##### DATA EXCERPTS #####

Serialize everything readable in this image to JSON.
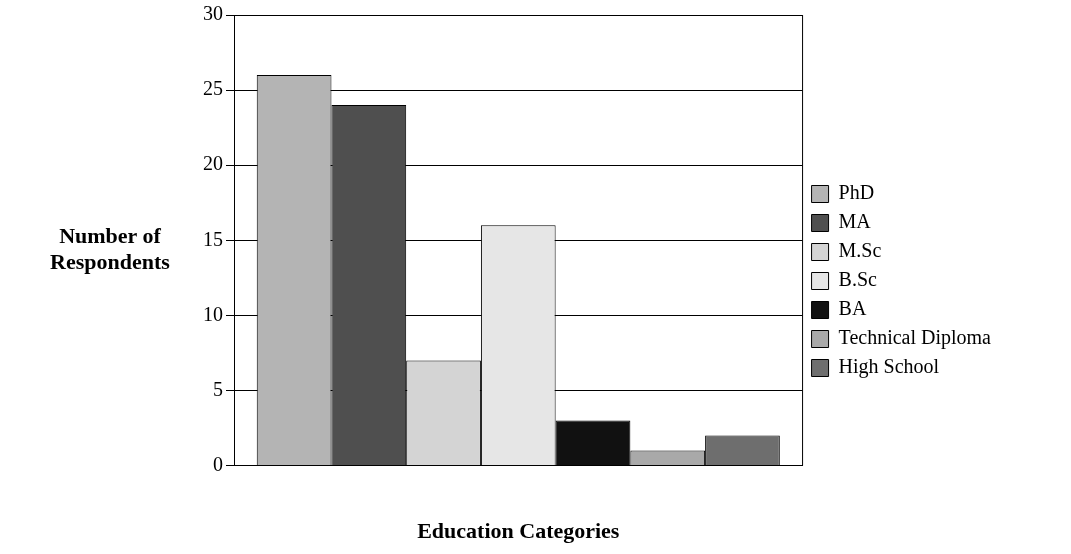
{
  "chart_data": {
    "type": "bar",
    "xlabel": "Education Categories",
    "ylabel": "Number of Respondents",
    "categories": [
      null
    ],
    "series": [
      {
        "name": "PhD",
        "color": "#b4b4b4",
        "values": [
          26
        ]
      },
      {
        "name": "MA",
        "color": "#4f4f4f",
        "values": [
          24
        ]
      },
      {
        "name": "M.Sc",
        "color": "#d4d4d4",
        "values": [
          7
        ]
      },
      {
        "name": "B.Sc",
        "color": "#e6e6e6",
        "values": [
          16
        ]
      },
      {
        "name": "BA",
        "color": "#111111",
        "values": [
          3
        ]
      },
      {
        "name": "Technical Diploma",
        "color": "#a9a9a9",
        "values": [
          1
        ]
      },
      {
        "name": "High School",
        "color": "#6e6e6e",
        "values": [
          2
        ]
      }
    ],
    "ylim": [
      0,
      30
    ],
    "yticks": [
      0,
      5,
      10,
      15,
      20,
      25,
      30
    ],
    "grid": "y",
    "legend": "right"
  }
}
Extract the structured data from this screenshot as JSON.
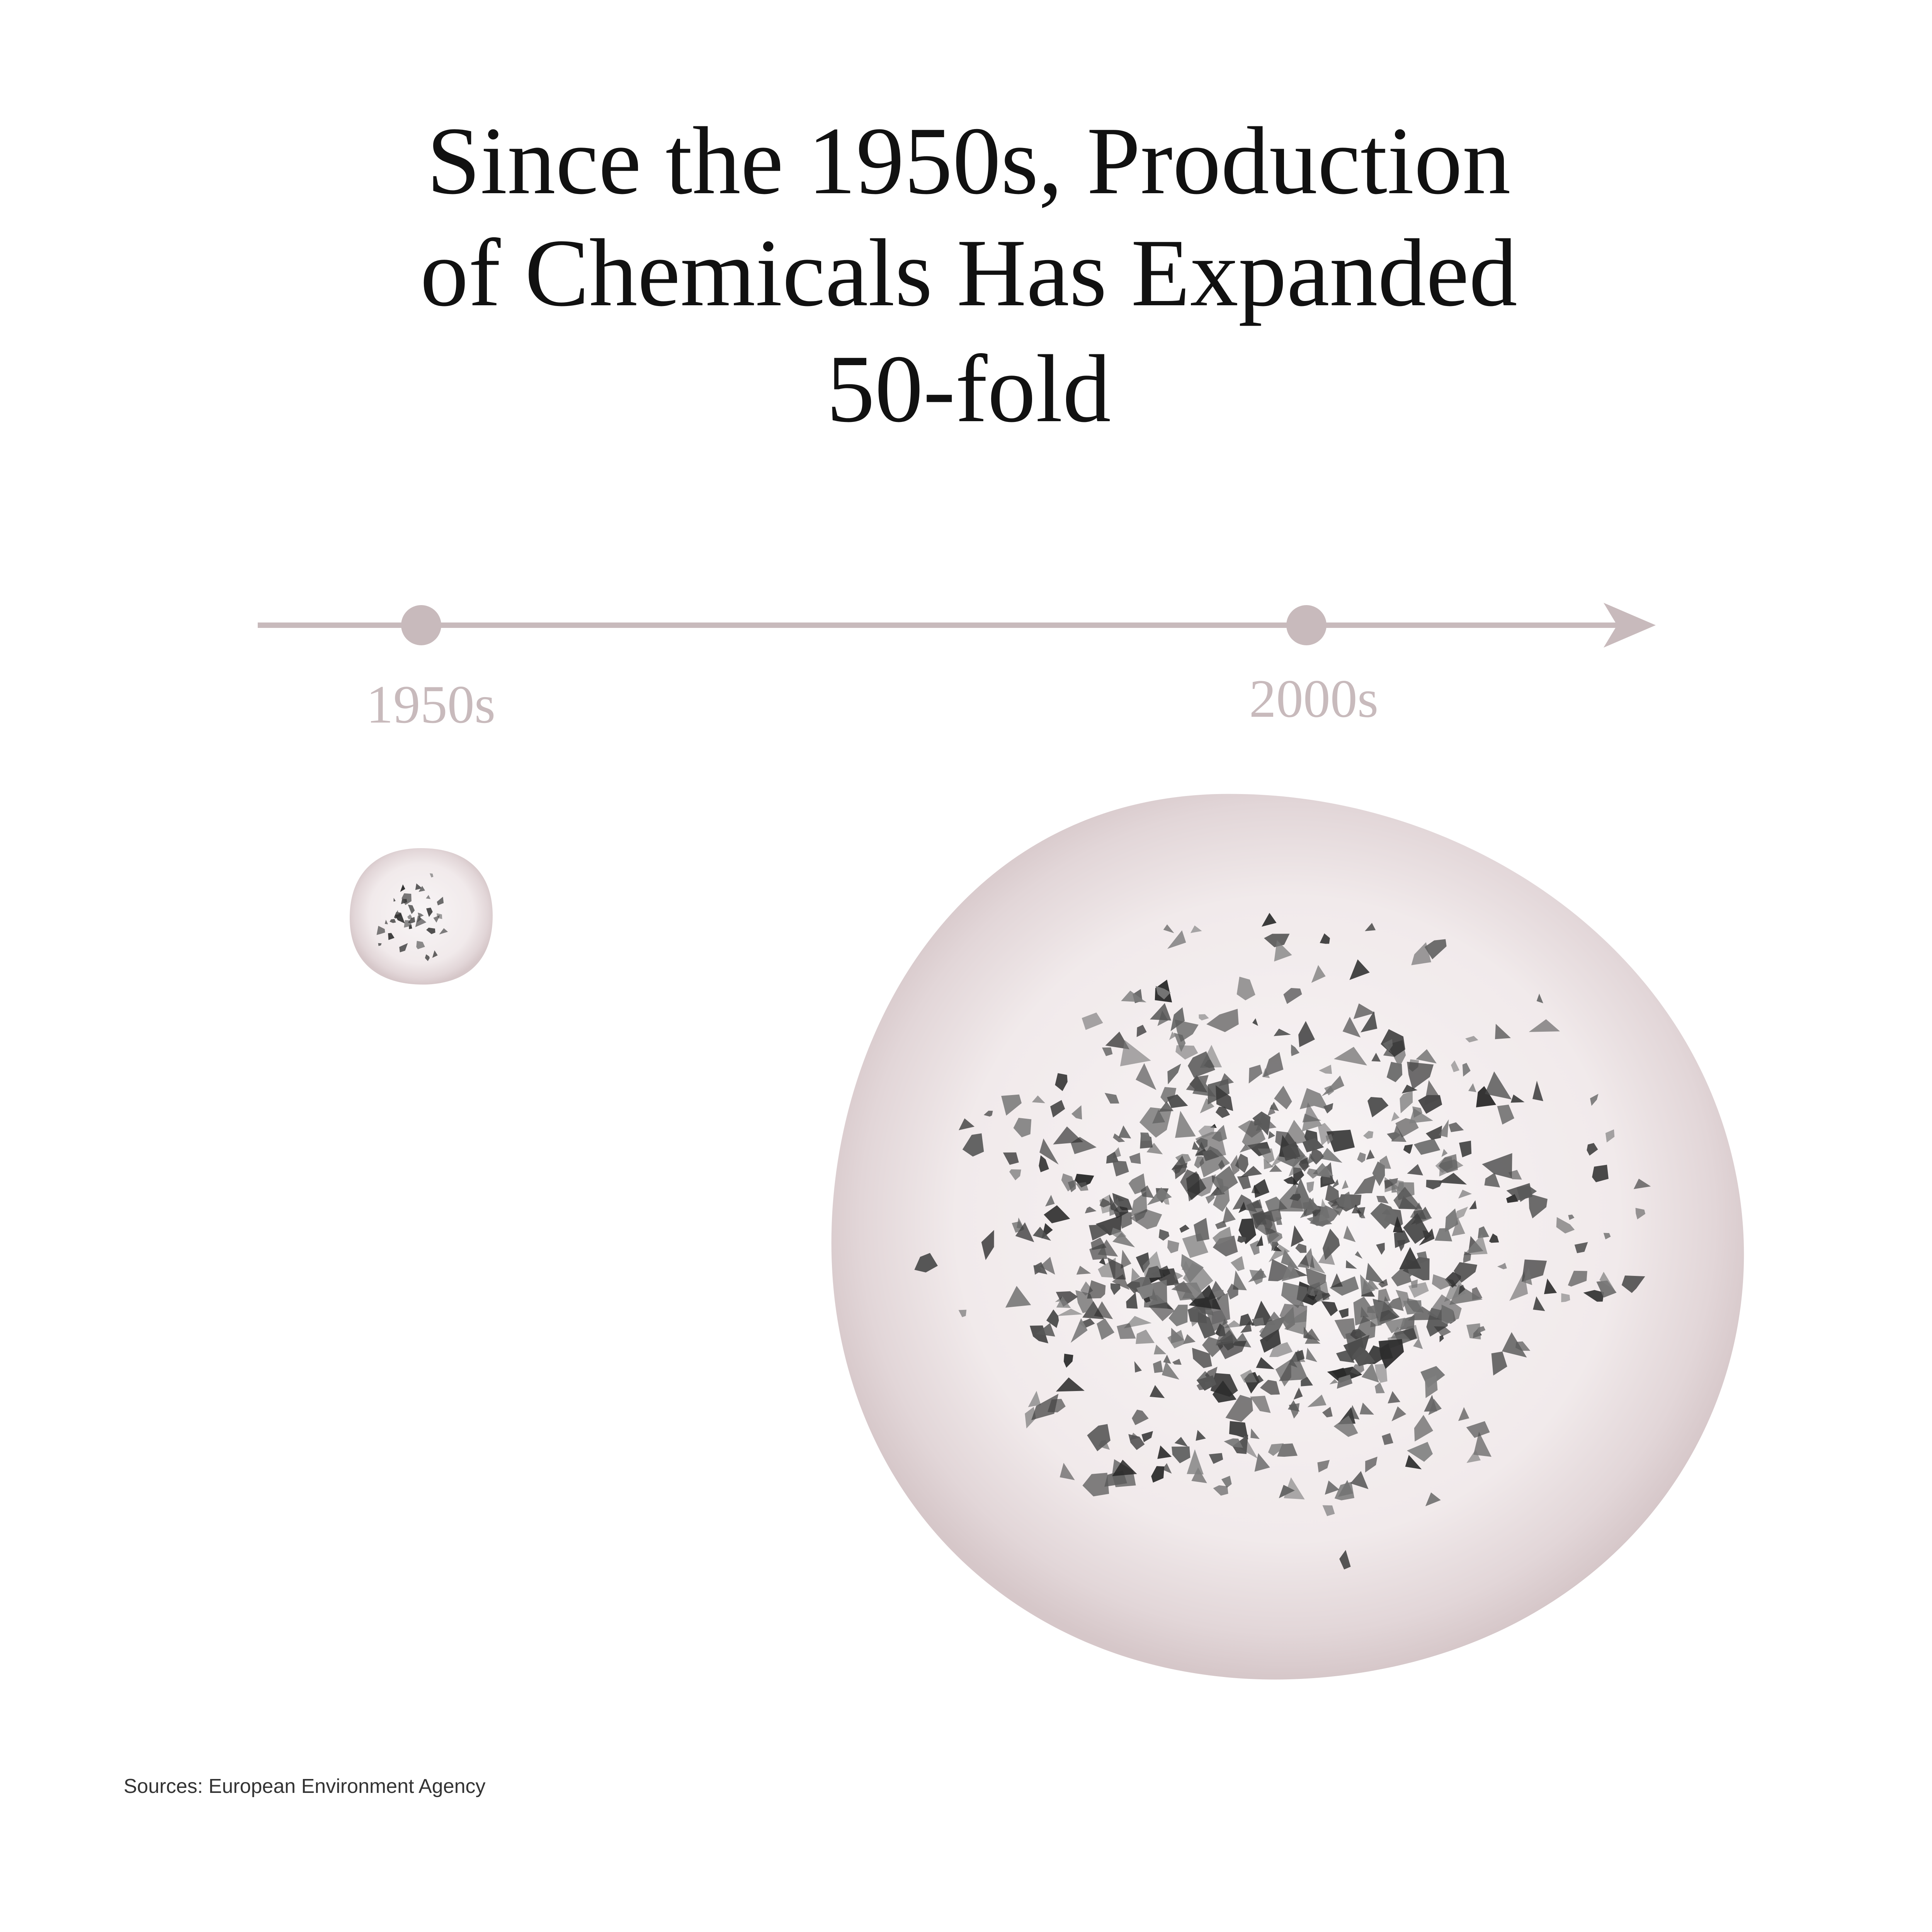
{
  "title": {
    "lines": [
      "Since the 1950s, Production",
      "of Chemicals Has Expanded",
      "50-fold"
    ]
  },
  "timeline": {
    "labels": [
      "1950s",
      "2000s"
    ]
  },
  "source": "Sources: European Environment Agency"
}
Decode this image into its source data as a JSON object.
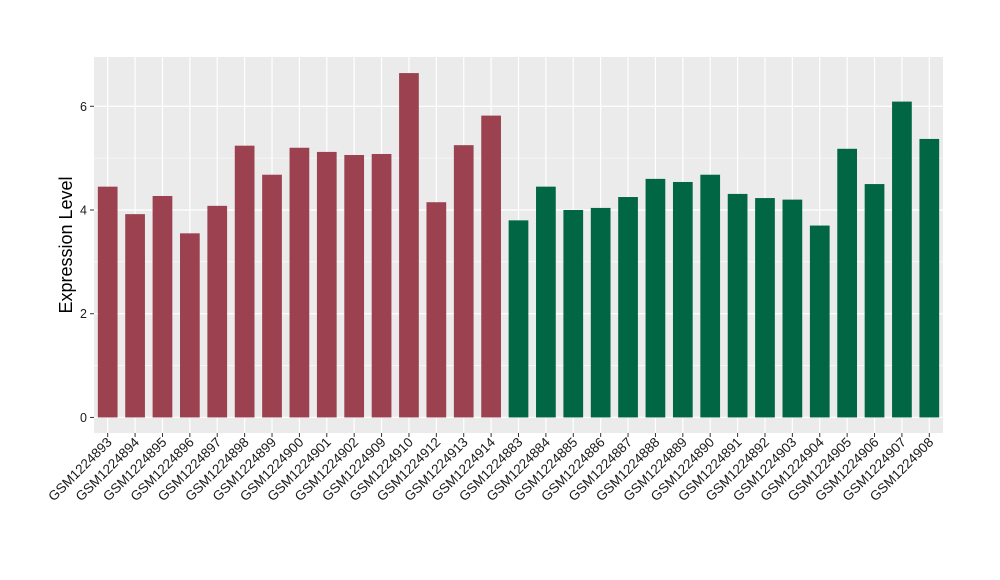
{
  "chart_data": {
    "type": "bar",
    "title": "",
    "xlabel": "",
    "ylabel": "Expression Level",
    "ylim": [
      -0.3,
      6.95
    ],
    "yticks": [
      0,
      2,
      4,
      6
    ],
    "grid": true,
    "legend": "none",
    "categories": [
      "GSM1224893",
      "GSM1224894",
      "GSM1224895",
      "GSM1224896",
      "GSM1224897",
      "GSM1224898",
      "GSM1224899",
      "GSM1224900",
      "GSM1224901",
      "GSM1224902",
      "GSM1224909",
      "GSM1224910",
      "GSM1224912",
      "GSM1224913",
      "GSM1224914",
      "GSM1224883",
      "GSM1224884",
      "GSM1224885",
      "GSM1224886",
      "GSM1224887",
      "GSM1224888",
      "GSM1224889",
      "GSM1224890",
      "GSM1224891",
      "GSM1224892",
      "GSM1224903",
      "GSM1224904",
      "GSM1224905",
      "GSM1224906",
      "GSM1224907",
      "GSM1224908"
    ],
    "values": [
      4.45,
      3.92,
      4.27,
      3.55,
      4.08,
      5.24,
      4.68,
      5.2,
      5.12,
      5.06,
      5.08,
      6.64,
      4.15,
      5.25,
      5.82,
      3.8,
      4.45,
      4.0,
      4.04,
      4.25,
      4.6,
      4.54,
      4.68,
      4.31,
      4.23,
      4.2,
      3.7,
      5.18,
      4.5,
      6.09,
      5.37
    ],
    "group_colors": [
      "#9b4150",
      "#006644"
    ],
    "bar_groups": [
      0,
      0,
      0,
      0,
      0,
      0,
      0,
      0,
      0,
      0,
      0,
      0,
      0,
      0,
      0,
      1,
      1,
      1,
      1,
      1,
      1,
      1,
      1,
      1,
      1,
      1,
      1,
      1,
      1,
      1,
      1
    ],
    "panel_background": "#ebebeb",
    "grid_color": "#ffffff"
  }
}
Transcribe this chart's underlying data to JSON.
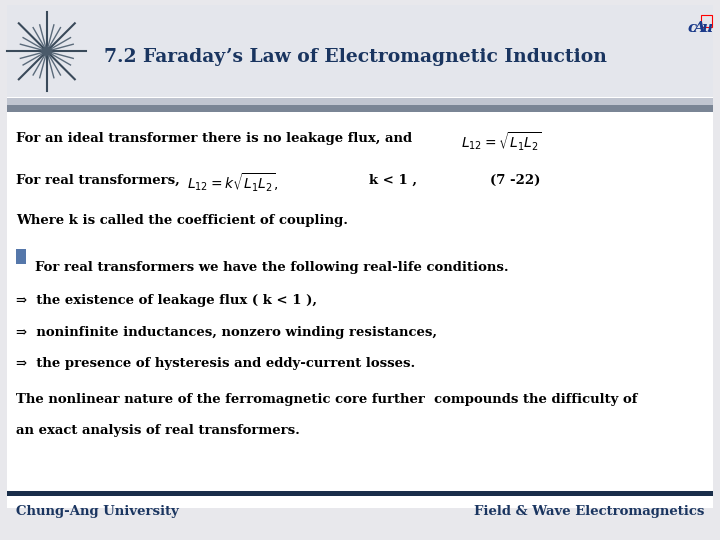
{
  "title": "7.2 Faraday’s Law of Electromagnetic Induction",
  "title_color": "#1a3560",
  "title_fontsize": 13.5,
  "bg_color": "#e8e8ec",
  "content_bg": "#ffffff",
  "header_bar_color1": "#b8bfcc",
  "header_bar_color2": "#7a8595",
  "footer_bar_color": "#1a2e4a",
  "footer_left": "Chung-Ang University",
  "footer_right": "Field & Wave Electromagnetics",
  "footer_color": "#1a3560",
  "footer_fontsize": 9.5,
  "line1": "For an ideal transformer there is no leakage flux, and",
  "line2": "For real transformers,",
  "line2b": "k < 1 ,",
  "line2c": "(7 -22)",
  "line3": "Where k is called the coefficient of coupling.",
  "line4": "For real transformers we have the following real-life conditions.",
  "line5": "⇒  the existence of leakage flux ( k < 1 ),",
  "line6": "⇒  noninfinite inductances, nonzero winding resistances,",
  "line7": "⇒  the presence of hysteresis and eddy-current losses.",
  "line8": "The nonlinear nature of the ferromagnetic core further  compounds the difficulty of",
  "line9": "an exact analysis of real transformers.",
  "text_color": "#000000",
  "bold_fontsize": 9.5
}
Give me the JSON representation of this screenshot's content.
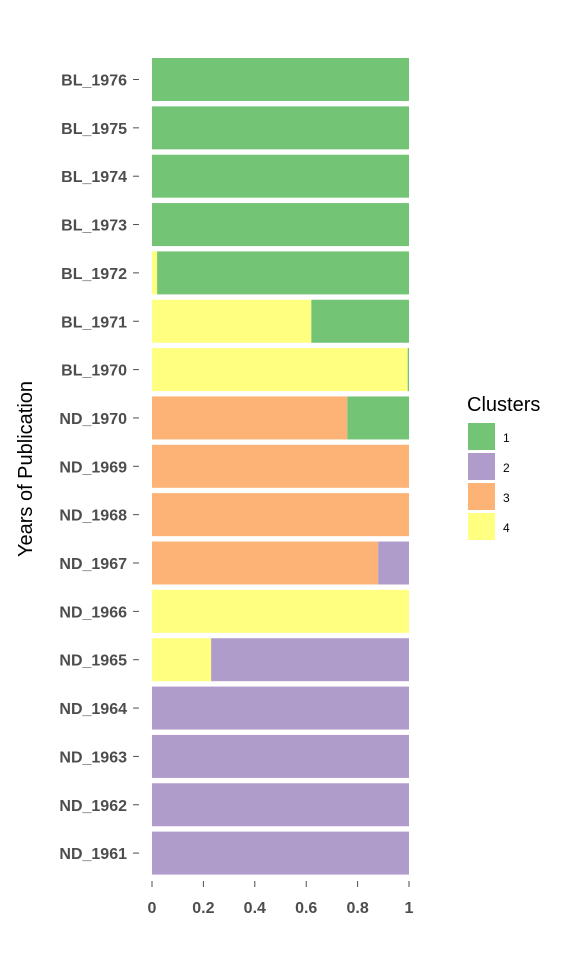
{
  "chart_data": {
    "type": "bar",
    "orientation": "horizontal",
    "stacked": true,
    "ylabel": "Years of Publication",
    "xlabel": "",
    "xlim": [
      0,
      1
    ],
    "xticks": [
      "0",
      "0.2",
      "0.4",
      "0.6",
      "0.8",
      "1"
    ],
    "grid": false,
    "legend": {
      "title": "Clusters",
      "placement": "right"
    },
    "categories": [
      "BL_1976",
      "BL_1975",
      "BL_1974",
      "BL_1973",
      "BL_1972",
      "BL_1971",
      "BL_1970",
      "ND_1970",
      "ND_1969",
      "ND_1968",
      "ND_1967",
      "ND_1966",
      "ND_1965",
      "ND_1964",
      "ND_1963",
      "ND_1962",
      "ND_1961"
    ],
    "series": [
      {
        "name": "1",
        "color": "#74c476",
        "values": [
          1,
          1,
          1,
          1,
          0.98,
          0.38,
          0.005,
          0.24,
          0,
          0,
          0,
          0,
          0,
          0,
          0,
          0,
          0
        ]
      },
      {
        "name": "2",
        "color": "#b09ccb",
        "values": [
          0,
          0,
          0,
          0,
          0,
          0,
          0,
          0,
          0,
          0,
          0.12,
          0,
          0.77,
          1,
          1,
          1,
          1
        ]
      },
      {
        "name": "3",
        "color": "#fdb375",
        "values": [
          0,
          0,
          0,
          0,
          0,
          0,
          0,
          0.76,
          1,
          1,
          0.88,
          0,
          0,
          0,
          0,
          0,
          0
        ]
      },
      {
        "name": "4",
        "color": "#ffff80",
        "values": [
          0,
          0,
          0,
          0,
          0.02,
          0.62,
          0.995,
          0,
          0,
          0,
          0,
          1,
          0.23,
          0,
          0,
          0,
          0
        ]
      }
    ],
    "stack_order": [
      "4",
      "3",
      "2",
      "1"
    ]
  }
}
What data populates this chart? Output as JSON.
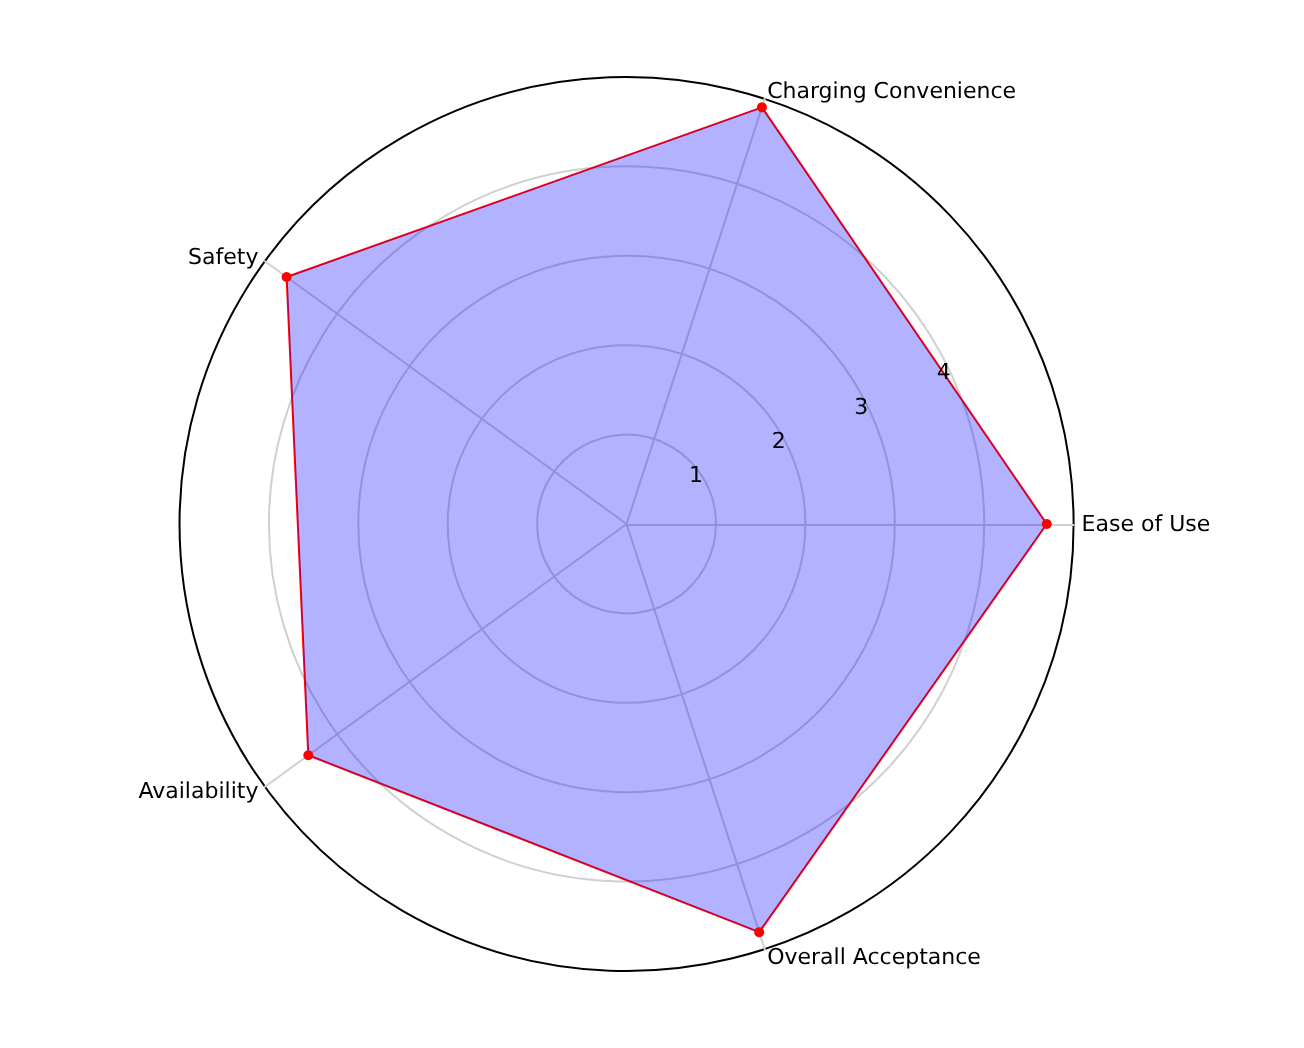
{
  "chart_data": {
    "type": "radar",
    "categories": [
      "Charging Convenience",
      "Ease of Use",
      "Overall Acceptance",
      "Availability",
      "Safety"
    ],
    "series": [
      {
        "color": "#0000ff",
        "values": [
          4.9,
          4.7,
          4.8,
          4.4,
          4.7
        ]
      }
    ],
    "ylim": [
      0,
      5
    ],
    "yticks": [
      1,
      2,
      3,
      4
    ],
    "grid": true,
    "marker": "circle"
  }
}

#####

* WHAT THE EXERCISE ASKS
Find every line of the data that holds the string "source", then say how many there are and nothing else.

* EXERCISE SOLUTION
2